[start of Input]

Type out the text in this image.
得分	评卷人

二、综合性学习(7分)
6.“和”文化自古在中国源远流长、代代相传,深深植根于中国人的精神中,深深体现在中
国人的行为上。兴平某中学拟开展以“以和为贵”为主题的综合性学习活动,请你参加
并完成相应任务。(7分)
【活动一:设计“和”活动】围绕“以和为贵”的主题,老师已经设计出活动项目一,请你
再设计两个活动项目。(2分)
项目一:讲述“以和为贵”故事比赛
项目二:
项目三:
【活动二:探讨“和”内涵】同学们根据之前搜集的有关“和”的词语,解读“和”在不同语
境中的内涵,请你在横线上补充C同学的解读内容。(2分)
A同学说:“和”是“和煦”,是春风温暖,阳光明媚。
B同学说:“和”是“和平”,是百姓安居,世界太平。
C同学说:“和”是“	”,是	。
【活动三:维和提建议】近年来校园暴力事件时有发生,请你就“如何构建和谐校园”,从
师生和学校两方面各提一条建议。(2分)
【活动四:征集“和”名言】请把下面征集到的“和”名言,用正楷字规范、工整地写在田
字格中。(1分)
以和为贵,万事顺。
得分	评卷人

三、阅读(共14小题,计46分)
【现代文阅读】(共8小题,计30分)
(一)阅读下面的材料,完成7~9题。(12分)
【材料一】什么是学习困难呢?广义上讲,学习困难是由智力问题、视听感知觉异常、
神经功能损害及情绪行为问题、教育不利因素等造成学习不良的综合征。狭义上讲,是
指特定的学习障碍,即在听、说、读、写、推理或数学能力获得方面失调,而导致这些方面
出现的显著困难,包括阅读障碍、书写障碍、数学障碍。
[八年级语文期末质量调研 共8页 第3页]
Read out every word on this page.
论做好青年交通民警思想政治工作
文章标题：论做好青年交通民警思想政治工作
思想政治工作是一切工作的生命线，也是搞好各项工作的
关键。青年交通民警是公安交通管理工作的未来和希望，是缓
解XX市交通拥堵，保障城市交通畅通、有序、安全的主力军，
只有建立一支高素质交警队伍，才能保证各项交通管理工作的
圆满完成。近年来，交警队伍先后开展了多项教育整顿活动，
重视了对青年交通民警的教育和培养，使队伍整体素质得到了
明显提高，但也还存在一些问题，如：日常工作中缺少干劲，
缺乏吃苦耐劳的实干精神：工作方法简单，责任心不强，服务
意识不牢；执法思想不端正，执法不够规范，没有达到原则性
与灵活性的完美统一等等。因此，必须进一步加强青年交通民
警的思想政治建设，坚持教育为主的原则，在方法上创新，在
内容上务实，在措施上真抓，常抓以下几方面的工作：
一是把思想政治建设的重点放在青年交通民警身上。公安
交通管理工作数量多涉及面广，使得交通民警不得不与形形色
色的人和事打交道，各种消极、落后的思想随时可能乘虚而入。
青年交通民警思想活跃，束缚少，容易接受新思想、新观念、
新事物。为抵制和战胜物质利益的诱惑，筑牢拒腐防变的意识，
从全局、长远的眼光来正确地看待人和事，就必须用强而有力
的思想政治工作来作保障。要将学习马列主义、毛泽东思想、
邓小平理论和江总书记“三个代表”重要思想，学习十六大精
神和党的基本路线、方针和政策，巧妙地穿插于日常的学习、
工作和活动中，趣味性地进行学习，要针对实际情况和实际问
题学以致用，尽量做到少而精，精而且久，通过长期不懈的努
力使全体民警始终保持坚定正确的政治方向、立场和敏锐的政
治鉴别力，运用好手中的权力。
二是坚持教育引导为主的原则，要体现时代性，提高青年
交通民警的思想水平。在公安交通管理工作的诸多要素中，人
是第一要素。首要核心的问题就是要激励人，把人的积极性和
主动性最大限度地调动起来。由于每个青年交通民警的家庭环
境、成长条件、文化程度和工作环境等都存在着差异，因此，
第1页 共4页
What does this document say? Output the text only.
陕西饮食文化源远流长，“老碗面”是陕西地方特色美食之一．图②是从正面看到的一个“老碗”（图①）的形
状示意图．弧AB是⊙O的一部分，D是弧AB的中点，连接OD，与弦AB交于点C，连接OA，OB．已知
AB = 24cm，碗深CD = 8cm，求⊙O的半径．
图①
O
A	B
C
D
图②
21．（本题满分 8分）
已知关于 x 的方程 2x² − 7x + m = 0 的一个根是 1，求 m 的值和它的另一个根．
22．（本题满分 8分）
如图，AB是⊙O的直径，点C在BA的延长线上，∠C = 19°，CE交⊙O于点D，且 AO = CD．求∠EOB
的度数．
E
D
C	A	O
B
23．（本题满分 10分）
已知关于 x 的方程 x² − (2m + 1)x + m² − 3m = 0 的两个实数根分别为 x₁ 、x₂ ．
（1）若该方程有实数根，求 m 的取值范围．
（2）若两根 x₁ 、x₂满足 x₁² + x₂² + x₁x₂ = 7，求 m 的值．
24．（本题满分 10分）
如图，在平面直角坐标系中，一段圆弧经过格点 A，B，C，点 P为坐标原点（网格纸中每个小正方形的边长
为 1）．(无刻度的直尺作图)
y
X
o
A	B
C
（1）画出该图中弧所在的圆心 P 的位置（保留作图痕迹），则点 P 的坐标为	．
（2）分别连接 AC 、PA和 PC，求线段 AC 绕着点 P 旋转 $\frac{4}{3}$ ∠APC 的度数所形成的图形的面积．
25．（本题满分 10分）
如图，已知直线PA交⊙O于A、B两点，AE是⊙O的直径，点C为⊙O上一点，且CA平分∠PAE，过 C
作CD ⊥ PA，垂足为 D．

[end of Input]

**Exercise**
Select every line where the word "本题满分" occurs.

**Written reply**
21．（本题满分 8分）
22．（本题满分 8分）
23．（本题满分 10分）
24．（本题满分 10分）
25．（本题满分 10分）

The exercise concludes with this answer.